- Given problem:
Write every entry out again exactly, please, and skip the pictures.

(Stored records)

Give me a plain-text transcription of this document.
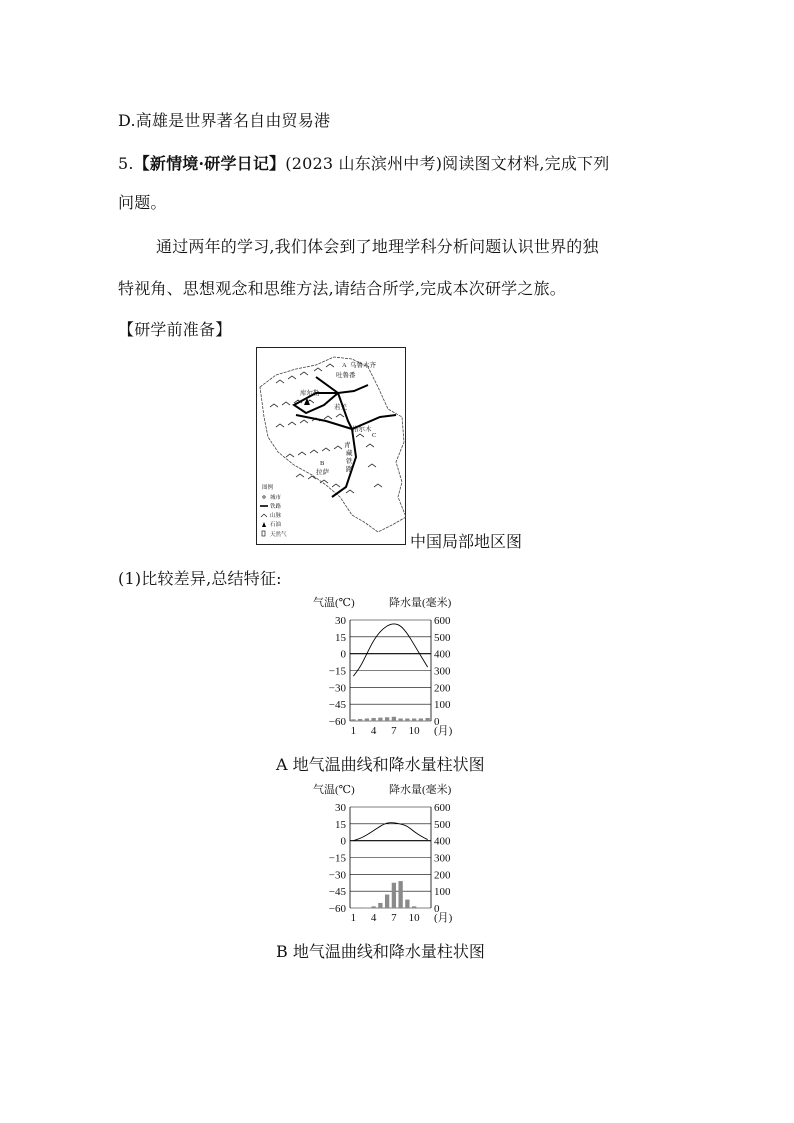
D.高雄是世界著名自由贸易港
5.【新情境·研学日记】(2023 山东滨州中考)阅读图文材料,完成下列
问题。
通过两年的学习,我们体会到了地理学科分析问题认识世界的独
特视角、思想观念和思维方法,请结合所学,完成本次研学之旅。
【研学前准备】
A 乌鲁木齐
吐鲁番
库尔勒
若羌
格尔木
C
B
拉萨
青
藏
铁
路
图例
城市
铁路
山脉
石油
天然气	中国局部地区图
(1)比较差异,总结特征:
气温(℃)	降水量(毫米)
30
15
0
−15
−30
−45
−60
600
500
400
300
200
100
0
1 4 7 10 (月)
A 地气温曲线和降水量柱状图
气温(℃)	降水量(毫米)
30
15
0
−15
−30
−45
−60
600
500
400
300
200
100
0
1 4 7 10 (月)
B 地气温曲线和降水量柱状图
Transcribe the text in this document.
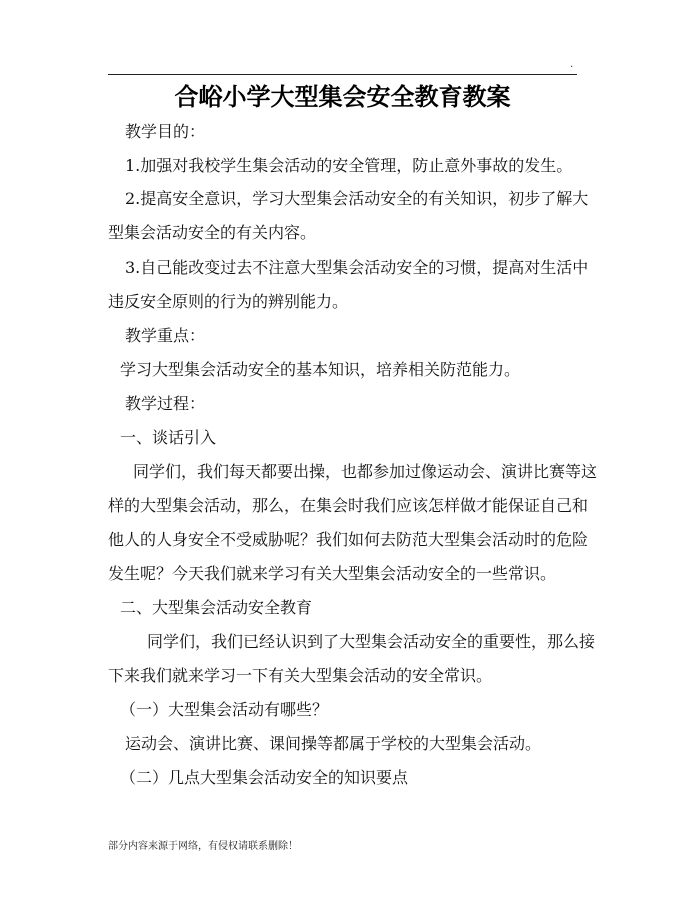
.
合峪小学大型集会安全教育教案
教学目的：
1.加强对我校学生集会活动的安全管理，防止意外事故的发生。
2.提高安全意识，学习大型集会活动安全的有关知识，初步了解大
型集会活动安全的有关内容。
3.自己能改变过去不注意大型集会活动安全的习惯，提高对生活中
违反安全原则的行为的辨别能力。
教学重点：
学习大型集会活动安全的基本知识，培养相关防范能力。
教学过程：
一、谈话引入
同学们，我们每天都要出操，也都参加过像运动会、演讲比赛等这
样的大型集会活动，那么，在集会时我们应该怎样做才能保证自己和
他人的人身安全不受威胁呢？我们如何去防范大型集会活动时的危险
发生呢？今天我们就来学习有关大型集会活动安全的一些常识。
二、大型集会活动安全教育
同学们，我们已经认识到了大型集会活动安全的重要性，那么接
下来我们就来学习一下有关大型集会活动的安全常识。
（一）大型集会活动有哪些？
运动会、演讲比赛、课间操等都属于学校的大型集会活动。
（二）几点大型集会活动安全的知识要点
部分内容来源于网络，有侵权请联系删除！
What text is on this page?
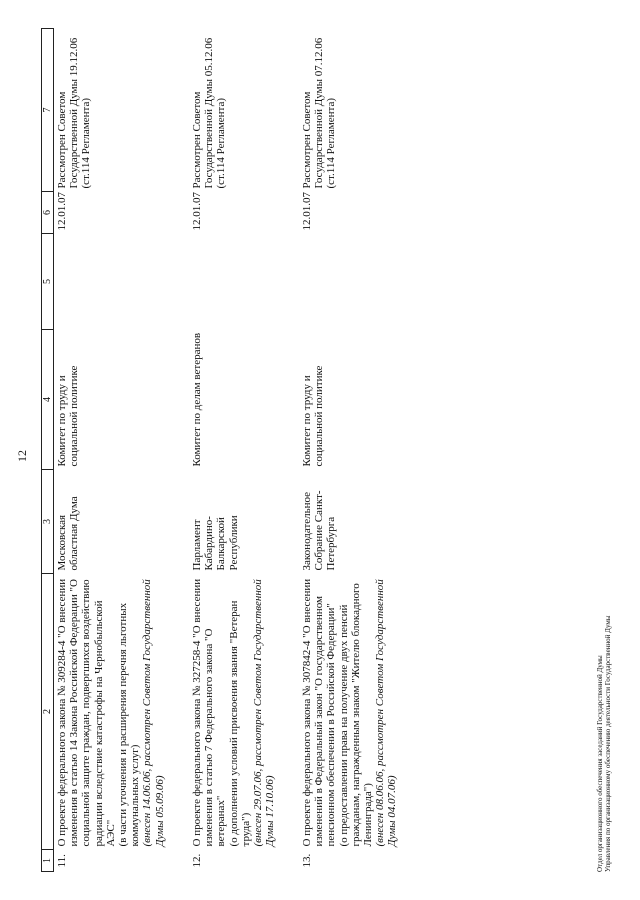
12
1	2	3	4	5	6	7
11.	О проекте федерального закона № 309284-4 "О внесении изменения в статью 14 Закона Российской Федерации "О социальной защите граждан, подвергшихся воздействию радиации вследствие катастрофы на Чернобыльской АЭС"
(в части уточнения и расширения перечня льготных коммунальных услуг)
(внесен 14.06.06, рассмотрен Советом Государственной Думы 05.09.06)	Московская областная Дума	Комитет по труду и социальной политике		12.01.07	Рассмотрен Советом Государственной Думы 19.12.06 (ст.114 Регламента)
12.	О проекте федерального закона № 327258-4 "О внесении изменения в статью 7 Федерального закона "О ветеранах"
(о дополнении условий присвоения звания "Ветеран труда")
(внесен 29.07.06, рассмотрен Советом Государственной Думы 17.10.06)	Парламент Кабардино-Балкарской Республики	Комитет по делам ветеранов		12.01.07	Рассмотрен Советом Государственной Думы 05.12.06 (ст.114 Регламента)
13.	О проекте федерального закона № 307842-4 "О внесении изменений в Федеральный закон "О государственном пенсионном обеспечении в Российской Федерации"
(о предоставлении права на получение двух пенсий гражданам, награжденным знаком "Жителю блокадного Ленинграда")
(внесен 08.06.06, рассмотрен Советом Государственной Думы 04.07.06)	Законодательное Собрание Санкт-Петербурга	Комитет по труду и социальной политике		12.01.07	Рассмотрен Советом Государственной Думы 07.12.06 (ст.114 Регламента)
Отдел организационного обеспечения заседаний Государственной Думы Управления по организационному обеспечению деятельности Государственной Думы
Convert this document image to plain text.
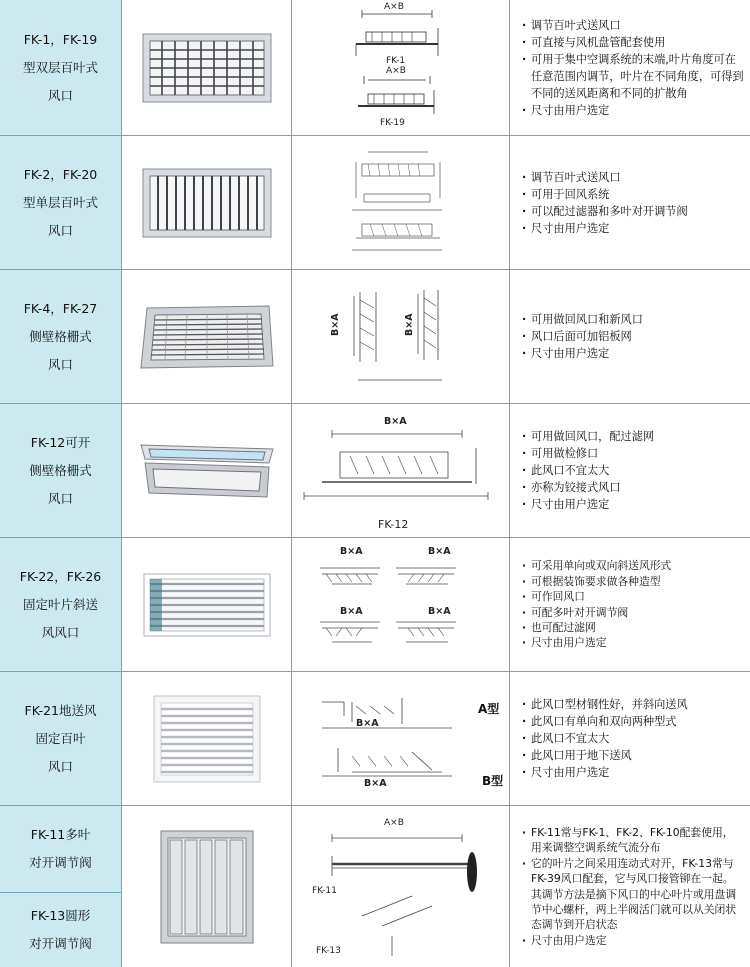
FK-1，FK-19
型双层百叶式
风口
A×B
FK-1
A×B
FK-19
· 调节百叶式送风口
· 可直接与风机盘管配套使用
· 可用于集中空调系统的末端,叶片角度可在任意范围内调节，叶片在不同角度，可得到不同的送风距离和不同的扩散角
· 尺寸由用户选定
FK-2，FK-20
型单层百叶式
风口
· 调节百叶式送风口
· 可用于回风系统
· 可以配过滤器和多叶对开调节阀
· 尺寸由用户选定
FK-4，FK-27
侧壁格栅式
风口
B×A	B×A
·	可用做回风口和新风口
· 风口后面可加铝板网
· 尺寸由用户选定
FK-12可开
侧壁格栅式
风口
B×A
FK-12
· 可用做回风口，配过滤网
· 可用做检修口
· 此风口不宜太大
· 亦称为铰接式风口
· 尺寸由用户选定
FK-22，FK-26
固定叶片斜送
风风口
B×A	B×A
B×A	B×A
· 可采用单向或双向斜送风形式
· 可根据装饰要求做各种造型
· 可作回风口
· 可配多叶对开调节阀
· 也可配过滤网
· 尺寸由用户选定
FK-21地送风
固定百叶
风口
B×A
B×A
A型
B型
· 此风口型材钢性好，并斜向送风
· 此风口有单向和双向两种型式
· 此风口不宜太大
· 此风口用于地下送风
· 尺寸由用户选定
FK-11多叶
对开调节阀
FK-13圆形
对开调节阀
A×B
FK-11
FK-13
· FK-11常与FK-1、FK-2、FK-10配套使用，用来调整空调系统气流分布
· 它的叶片之间采用连动式对开，FK-13常与FK-39风口配套，它与风口接管铆在一起。其调节方法是摘下风口的中心叶片或用盘调节中心螺杆，两上半阀活门就可以从关闭状态调节到开启状态
· 尺寸由用户选定
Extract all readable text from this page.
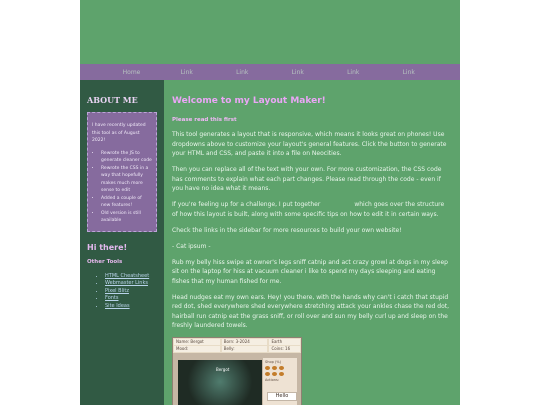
Home	Link	Link	Link	Link	Link
ABOUT ME

I have recently updated this tool as of August 2022!

• Rewrote the JS to generate cleaner code
• Rewrote the CSS in a way that hopefully makes much more sense to edit
• Added a couple of new features!
• Old version is still available
Hi there!
Other Tools
• HTML Cheatsheet
• Webmaster Links
• Pixel Blitz
• Fonts
• Site Ideas
Welcome to my Layout Maker!
Please read this first

This tool generates a layout that is responsive, which means it looks great on phones! Use dropdowns above to customize your layout's general features. Click the button to generate your HTML and CSS, and paste it into a file on Neocities.

Then you can replace all of the text with your own. For more customization, the CSS code has comments to explain what each part changes. Please read through the code - even if you have no idea what it means.

If you're feeling up for a challenge, I put together	which goes over the structure of how this layout is built, along with some specific tips on how to edit it in certain ways.

Check the links in the sidebar for more resources to build your own website!

- Cat ipsum -

Rub my belly hiss swipe at owner's legs sniff catnip and act crazy growl at dogs in my sleep sit on the laptop for hiss at vacuum cleaner i like to spend my days sleeping and eating fishes that my human fished for me.

Head nudges eat my own ears. Hey! you there, with the hands why can't i catch that stupid red dot, shed everywhere shed everywhere stretching attack your ankles chase the red dot, hairball run catnip eat the grass sniff, or roll over and sun my belly curl up and sleep on the freshly laundered towels.

Name: Bergot	Born: 3-2024	Earth
Mood:	Belly:	Coins: 16
Bergot
Shop (%)
Actions:
Hello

- Written response:
Give me a plain-text transcription of this document.
D.高雄是世界著名自由贸易港
5.【新情境·研学日记】(2023 山东滨州中考)阅读图文材料,完成下列
问题。
通过两年的学习,我们体会到了地理学科分析问题认识世界的独
特视角、思想观念和思维方法,请结合所学,完成本次研学之旅。
【研学前准备】
A 乌鲁木齐
吐鲁番
库尔勒
若羌
格尔木
C
B
拉萨
青
藏
铁
路
图例
城市
铁路
山脉
石油
天然气	中国局部地区图
(1)比较差异,总结特征:
气温(℃)	降水量(毫米)
30
15
0
−15
−30
−45
−60
600
500
400
300
200
100
0
1 4 7 10 (月)
A 地气温曲线和降水量柱状图
气温(℃)	降水量(毫米)
30
15
0
−15
−30
−45
−60
600
500
400
300
200
100
0
1 4 7 10 (月)
B 地气温曲线和降水量柱状图
Transcribe the text in this document.
.
合峪小学大型集会安全教育教案
教学目的：
1.加强对我校学生集会活动的安全管理，防止意外事故的发生。
2.提高安全意识，学习大型集会活动安全的有关知识，初步了解大
型集会活动安全的有关内容。
3.自己能改变过去不注意大型集会活动安全的习惯，提高对生活中
违反安全原则的行为的辨别能力。
教学重点：
学习大型集会活动安全的基本知识，培养相关防范能力。
教学过程：
一、谈话引入
同学们，我们每天都要出操，也都参加过像运动会、演讲比赛等这
样的大型集会活动，那么，在集会时我们应该怎样做才能保证自己和
他人的人身安全不受威胁呢？我们如何去防范大型集会活动时的危险
发生呢？今天我们就来学习有关大型集会活动安全的一些常识。
二、大型集会活动安全教育
同学们，我们已经认识到了大型集会活动安全的重要性，那么接
下来我们就来学习一下有关大型集会活动的安全常识。
（一）大型集会活动有哪些？
运动会、演讲比赛、课间操等都属于学校的大型集会活动。
（二）几点大型集会活动安全的知识要点
部分内容来源于网络，有侵权请联系删除！
What text is on this page?
12
1	2	3	4	5	6	7
11.	О проекте федерального закона № 309284-4 "О внесении изменения в статью 14 Закона Российской Федерации "О социальной защите граждан, подвергшихся воздействию радиации вследствие катастрофы на Чернобыльской АЭС"
(в части уточнения и расширения перечня льготных коммунальных услуг)
(внесен 14.06.06, рассмотрен Советом Государственной Думы 05.09.06)	Московская областная Дума	Комитет по труду и социальной политике		12.01.07	Рассмотрен Советом Государственной Думы 19.12.06 (ст.114 Регламента)
12.	О проекте федерального закона № 327258-4 "О внесении изменения в статью 7 Федерального закона "О ветеранах"
(о дополнении условий присвоения звания "Ветеран труда")
(внесен 29.07.06, рассмотрен Советом Государственной Думы 17.10.06)	Парламент Кабардино-Балкарской Республики	Комитет по делам ветеранов		12.01.07	Рассмотрен Советом Государственной Думы 05.12.06 (ст.114 Регламента)
13.	О проекте федерального закона № 307842-4 "О внесении изменений в Федеральный закон "О государственном пенсионном обеспечении в Российской Федерации"
(о предоставлении права на получение двух пенсий гражданам, награжденным знаком "Жителю блокадного Ленинграда")
(внесен 08.06.06, рассмотрен Советом Государственной Думы 04.07.06)	Законодательное Собрание Санкт-Петербурга	Комитет по труду и социальной политике		12.01.07	Рассмотрен Советом Государственной Думы 07.12.06 (ст.114 Регламента)
Отдел организационного обеспечения заседаний Государственной Думы Управления по организационному обеспечению деятельности Государственной Думы
Convert this document image to plain text.
FK-1，FK-19
型双层百叶式
风口
A×B
FK-1
A×B
FK-19
· 调节百叶式送风口
· 可直接与风机盘管配套使用
· 可用于集中空调系统的末端,叶片角度可在任意范围内调节，叶片在不同角度，可得到不同的送风距离和不同的扩散角
· 尺寸由用户选定
FK-2，FK-20
型单层百叶式
风口
· 调节百叶式送风口
· 可用于回风系统
· 可以配过滤器和多叶对开调节阀
· 尺寸由用户选定
FK-4，FK-27
侧壁格栅式
风口
B×A	B×A
·	可用做回风口和新风口
· 风口后面可加铝板网
· 尺寸由用户选定
FK-12可开
侧壁格栅式
风口
B×A
FK-12
· 可用做回风口，配过滤网
· 可用做检修口
· 此风口不宜太大
· 亦称为铰接式风口
· 尺寸由用户选定
FK-22，FK-26
固定叶片斜送
风风口
B×A	B×A
B×A	B×A
· 可采用单向或双向斜送风形式
· 可根据装饰要求做各种造型
· 可作回风口
· 可配多叶对开调节阀
· 也可配过滤网
· 尺寸由用户选定
FK-21地送风
固定百叶
风口
B×A
B×A
A型
B型
· 此风口型材钢性好，并斜向送风
· 此风口有单向和双向两种型式
· 此风口不宜太大
· 此风口用于地下送风
· 尺寸由用户选定
FK-11多叶
对开调节阀
FK-13圆形
对开调节阀
A×B
FK-11
FK-13
· FK-11常与FK-1、FK-2、FK-10配套使用，用来调整空调系统气流分布
· 它的叶片之间采用连动式对开，FK-13常与FK-39风口配套，它与风口接管铆在一起。其调节方法是摘下风口的中心叶片或用盘调节中心螺杆，两上半阀活门就可以从关闭状态调节到开启状态
· 尺寸由用户选定
Extract all readable text from this page.
Home	Link	Link	Link	Link	Link
ABOUT ME

I have recently updated this tool as of August 2022!

• Rewrote the JS to generate cleaner code
• Rewrote the CSS in a way that hopefully makes much more sense to edit
• Added a couple of new features!
• Old version is still available
Hi there!
Other Tools
• HTML Cheatsheet
• Webmaster Links
• Pixel Blitz
• Fonts
• Site Ideas
Welcome to my Layout Maker!
Please read this first

This tool generates a layout that is responsive, which means it looks great on phones! Use dropdowns above to customize your layout's general features. Click the button to generate your HTML and CSS, and paste it into a file on Neocities.

Then you can replace all of the text with your own. For more customization, the CSS code has comments to explain what each part changes. Please read through the code - even if you have no idea what it means.

If you're feeling up for a challenge, I put together	which goes over the structure of how this layout is built, along with some specific tips on how to edit it in certain ways.

Check the links in the sidebar for more resources to build your own website!

- Cat ipsum -

Rub my belly hiss swipe at owner's legs sniff catnip and act crazy growl at dogs in my sleep sit on the laptop for hiss at vacuum cleaner i like to spend my days sleeping and eating fishes that my human fished for me.

Head nudges eat my own ears. Hey! you there, with the hands why can't i catch that stupid red dot, shed everywhere shed everywhere stretching attack your ankles chase the red dot, hairball run catnip eat the grass sniff, or roll over and sun my belly curl up and sleep on the freshly laundered towels.

Name: Bergot	Born: 3-2024	Earth
Mood:	Belly:	Coins: 16
Bergot
Shop (%)
Actions:
Hello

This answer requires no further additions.